## TASK OBJECTIVE
Show every line of the material that follows in which the word "différents" occurs.
**********
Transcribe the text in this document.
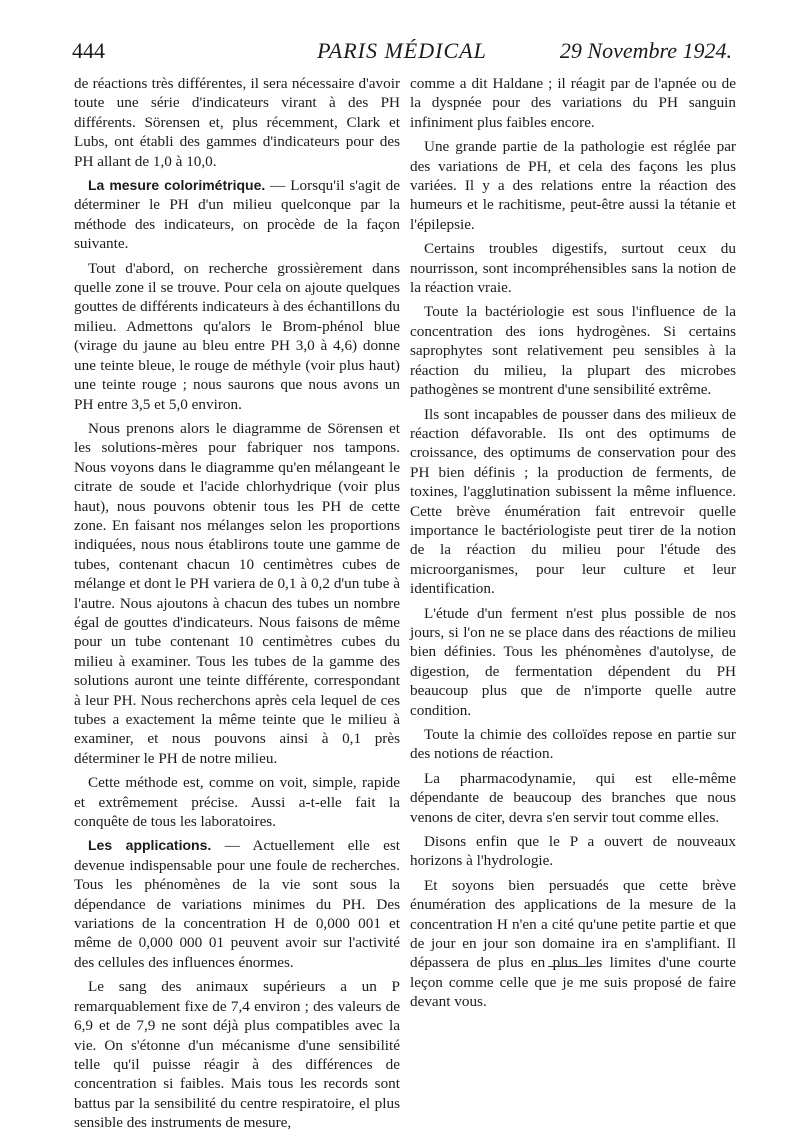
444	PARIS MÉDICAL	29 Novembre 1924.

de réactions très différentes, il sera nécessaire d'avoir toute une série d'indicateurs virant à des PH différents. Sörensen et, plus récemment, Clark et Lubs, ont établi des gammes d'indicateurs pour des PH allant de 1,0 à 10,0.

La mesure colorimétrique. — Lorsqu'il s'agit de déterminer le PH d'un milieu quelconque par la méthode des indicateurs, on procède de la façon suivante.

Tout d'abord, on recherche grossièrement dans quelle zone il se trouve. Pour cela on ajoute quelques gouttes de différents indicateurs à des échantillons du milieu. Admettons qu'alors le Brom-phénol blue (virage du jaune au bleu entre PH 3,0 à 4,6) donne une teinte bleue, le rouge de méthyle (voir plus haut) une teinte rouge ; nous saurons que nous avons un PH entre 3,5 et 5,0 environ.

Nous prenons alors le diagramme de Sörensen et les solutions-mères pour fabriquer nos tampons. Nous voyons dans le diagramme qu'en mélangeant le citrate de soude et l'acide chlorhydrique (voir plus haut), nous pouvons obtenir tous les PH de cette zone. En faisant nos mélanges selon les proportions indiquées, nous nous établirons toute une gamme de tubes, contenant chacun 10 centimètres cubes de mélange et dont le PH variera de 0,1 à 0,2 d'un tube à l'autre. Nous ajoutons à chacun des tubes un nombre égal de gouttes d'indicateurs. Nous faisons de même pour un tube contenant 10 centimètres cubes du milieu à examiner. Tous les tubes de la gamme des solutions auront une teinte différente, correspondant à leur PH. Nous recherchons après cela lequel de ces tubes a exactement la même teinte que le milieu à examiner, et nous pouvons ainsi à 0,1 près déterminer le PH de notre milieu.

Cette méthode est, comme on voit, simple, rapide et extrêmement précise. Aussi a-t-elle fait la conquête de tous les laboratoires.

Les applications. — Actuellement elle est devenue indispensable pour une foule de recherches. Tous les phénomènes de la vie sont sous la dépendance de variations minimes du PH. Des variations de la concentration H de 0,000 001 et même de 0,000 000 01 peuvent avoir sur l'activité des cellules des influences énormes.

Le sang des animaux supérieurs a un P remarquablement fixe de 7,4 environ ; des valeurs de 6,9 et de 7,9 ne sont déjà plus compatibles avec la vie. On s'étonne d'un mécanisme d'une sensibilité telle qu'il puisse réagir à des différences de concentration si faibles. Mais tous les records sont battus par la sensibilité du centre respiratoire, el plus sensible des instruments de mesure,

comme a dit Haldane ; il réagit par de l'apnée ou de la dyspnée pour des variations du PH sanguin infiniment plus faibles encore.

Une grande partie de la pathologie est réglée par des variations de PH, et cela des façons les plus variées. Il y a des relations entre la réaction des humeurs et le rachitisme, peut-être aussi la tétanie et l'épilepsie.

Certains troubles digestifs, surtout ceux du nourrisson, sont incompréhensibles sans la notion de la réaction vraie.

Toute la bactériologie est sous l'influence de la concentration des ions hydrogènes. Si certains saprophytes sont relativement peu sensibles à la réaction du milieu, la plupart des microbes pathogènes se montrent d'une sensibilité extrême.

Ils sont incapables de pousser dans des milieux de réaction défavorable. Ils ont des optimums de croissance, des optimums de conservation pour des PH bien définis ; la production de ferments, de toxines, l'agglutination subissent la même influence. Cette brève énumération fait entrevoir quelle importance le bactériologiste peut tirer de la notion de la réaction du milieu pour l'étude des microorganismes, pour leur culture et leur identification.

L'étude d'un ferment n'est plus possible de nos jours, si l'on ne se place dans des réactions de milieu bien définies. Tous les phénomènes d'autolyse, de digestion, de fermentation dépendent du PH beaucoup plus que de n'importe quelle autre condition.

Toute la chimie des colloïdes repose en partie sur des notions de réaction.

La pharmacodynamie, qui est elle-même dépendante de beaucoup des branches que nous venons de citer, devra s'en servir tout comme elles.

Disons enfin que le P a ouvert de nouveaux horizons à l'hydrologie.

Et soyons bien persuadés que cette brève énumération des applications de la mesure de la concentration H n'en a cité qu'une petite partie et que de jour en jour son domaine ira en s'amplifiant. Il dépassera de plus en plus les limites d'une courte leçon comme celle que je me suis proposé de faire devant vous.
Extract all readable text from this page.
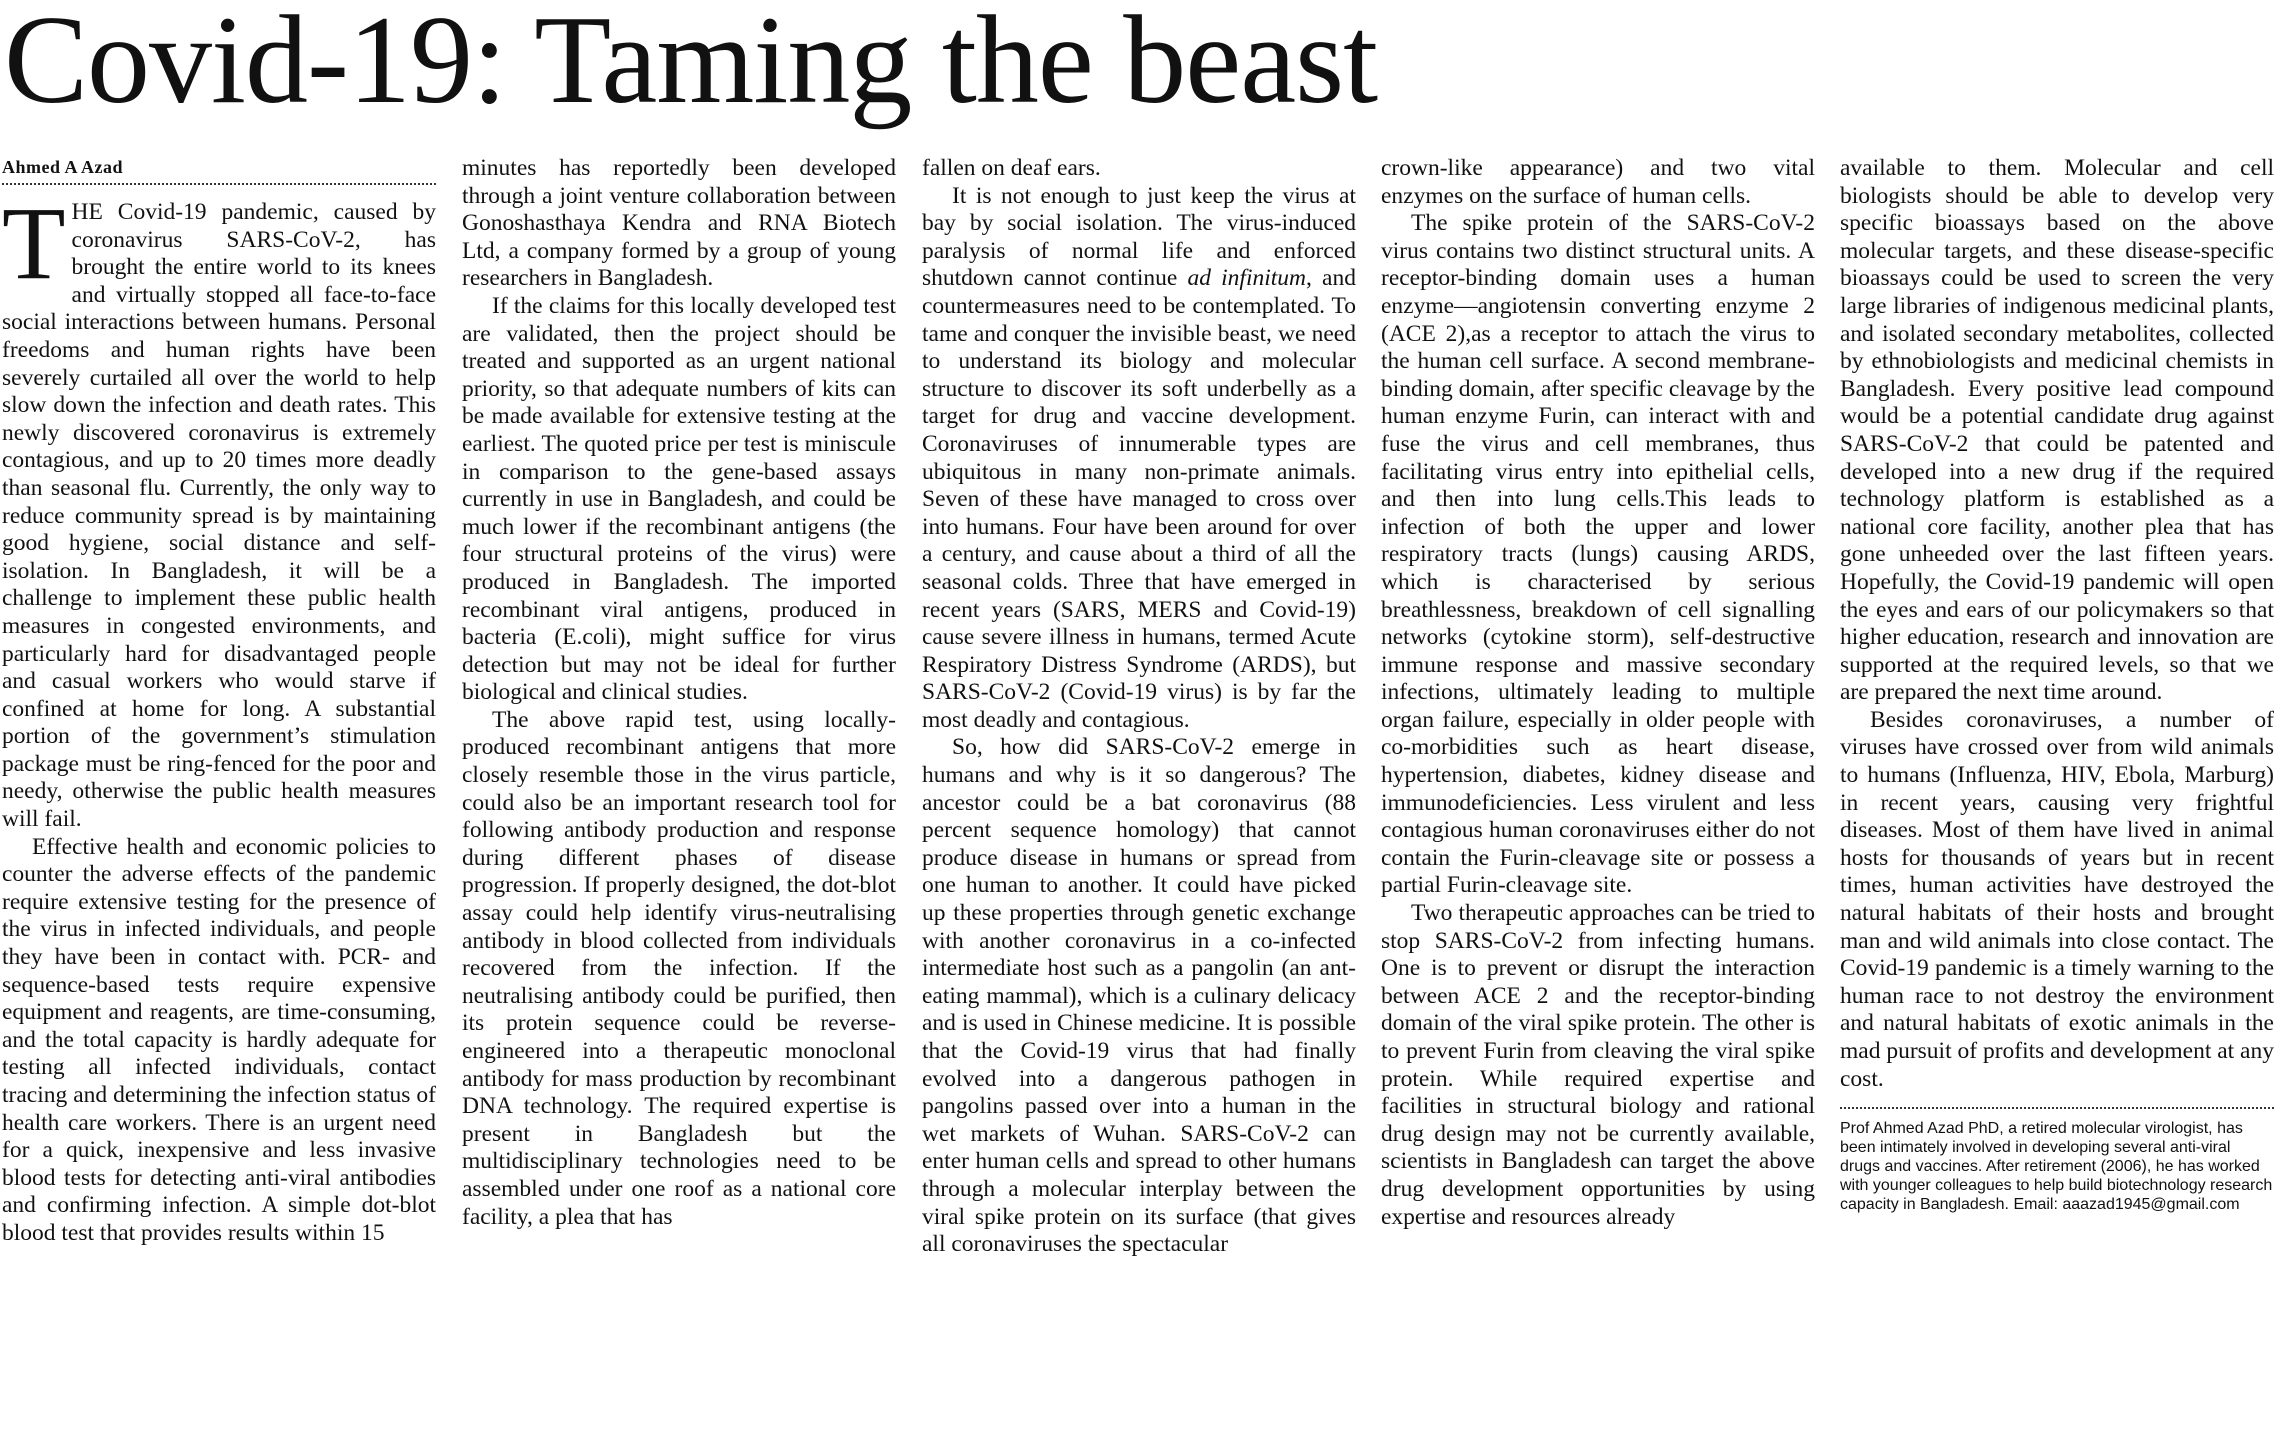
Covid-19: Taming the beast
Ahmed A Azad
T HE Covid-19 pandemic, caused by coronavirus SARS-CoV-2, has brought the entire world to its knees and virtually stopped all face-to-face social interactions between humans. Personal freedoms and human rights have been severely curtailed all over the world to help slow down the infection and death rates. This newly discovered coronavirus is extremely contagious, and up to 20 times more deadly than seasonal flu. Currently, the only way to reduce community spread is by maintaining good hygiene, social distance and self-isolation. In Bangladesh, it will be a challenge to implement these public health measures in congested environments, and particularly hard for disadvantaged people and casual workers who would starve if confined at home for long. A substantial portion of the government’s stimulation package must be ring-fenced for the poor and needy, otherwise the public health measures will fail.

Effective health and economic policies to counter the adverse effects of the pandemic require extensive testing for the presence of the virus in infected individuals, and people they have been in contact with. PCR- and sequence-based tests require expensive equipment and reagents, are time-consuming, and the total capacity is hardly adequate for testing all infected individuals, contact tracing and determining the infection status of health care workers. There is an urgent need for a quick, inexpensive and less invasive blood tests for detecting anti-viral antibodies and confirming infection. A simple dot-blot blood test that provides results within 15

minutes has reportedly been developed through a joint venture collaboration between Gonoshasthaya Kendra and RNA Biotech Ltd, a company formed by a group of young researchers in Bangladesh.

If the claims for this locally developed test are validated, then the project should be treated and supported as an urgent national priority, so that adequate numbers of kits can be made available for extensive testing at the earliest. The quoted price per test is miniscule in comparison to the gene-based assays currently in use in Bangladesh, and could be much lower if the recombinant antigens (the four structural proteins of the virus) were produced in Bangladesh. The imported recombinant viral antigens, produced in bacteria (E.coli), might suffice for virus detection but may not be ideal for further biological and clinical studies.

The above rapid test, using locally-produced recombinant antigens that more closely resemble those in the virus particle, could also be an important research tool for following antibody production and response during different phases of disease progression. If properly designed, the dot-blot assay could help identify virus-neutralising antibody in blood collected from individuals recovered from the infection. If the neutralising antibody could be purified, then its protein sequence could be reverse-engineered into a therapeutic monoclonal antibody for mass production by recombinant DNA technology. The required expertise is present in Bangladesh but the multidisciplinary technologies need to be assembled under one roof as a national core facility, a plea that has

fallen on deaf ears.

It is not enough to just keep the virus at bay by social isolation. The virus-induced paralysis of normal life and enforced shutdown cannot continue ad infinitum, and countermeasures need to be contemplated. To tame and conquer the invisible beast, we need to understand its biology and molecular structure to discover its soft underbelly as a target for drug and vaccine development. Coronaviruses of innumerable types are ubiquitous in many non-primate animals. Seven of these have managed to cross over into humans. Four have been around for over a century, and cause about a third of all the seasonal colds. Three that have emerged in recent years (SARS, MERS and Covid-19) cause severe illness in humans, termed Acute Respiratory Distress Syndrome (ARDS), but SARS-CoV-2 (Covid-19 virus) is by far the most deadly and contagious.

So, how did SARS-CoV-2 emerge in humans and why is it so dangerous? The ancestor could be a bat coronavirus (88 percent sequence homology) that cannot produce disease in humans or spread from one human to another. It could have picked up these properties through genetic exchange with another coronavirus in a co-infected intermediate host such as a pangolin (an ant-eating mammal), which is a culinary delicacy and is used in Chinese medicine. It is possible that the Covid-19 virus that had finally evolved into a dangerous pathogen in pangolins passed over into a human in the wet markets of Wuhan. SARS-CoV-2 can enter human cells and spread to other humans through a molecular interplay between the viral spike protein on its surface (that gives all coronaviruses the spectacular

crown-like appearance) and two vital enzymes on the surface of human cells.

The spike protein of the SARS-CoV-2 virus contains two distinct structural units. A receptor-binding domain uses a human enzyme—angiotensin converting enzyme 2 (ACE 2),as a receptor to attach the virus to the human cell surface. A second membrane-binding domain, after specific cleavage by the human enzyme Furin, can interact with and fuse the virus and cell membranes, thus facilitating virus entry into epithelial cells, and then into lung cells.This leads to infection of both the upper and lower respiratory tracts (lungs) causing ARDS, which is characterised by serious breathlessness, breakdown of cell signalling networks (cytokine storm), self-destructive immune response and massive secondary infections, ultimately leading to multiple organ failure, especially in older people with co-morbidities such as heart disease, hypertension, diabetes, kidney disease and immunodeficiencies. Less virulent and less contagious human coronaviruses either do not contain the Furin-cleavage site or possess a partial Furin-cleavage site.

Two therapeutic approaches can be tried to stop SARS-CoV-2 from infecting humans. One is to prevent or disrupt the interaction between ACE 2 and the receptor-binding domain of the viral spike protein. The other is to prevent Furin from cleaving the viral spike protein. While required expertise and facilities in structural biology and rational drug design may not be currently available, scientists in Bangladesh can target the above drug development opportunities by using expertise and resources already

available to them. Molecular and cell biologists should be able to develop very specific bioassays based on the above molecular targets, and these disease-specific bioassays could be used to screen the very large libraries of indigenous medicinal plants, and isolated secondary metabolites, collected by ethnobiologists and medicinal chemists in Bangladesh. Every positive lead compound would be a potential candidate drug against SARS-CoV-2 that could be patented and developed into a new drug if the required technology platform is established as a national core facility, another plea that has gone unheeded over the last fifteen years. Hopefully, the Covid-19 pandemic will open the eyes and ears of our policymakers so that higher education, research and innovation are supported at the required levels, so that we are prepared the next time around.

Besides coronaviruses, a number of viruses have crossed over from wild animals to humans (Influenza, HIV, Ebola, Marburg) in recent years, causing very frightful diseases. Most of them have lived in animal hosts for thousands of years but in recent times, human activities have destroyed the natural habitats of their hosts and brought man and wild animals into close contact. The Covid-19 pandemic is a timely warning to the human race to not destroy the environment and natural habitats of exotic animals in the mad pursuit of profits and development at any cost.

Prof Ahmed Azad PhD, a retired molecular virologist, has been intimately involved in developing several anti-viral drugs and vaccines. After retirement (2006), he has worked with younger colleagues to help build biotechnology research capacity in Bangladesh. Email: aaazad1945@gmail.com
**********
## TASK ANSWER
de réactions très différentes, il sera nécessaire d'avoir toute une série d'indicateurs virant à des PH différents. Sörensen et, plus récemment, Clark et Lubs, ont établi des gammes d'indicateurs pour des PH allant de 1,0 à 10,0.
Tout d'abord, on recherche grossièrement dans quelle zone il se trouve. Pour cela on ajoute quelques gouttes de différents indicateurs à des échantillons du milieu. Admettons qu'alors le Brom-phénol blue (virage du jaune au bleu entre PH 3,0 à 4,6) donne une teinte bleue, le rouge de méthyle (voir plus haut) une teinte rouge ; nous saurons que nous avons un PH entre 3,5 et 5,0 environ.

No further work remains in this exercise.